> **Activity**
Count the lines below in which "Stage" appears, then give that number by itself.

> **Data for analysis**
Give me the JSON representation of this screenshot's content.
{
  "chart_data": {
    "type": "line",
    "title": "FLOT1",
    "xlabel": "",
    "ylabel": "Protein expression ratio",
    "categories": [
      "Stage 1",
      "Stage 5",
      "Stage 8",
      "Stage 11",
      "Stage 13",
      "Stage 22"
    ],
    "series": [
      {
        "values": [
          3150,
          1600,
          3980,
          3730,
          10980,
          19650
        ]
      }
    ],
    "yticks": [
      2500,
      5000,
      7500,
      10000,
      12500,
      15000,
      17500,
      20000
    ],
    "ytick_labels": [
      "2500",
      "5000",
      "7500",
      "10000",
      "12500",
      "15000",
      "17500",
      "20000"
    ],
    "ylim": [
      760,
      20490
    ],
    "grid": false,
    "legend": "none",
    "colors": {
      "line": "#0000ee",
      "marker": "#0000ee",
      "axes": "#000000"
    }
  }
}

> **Solution to this exercise**
6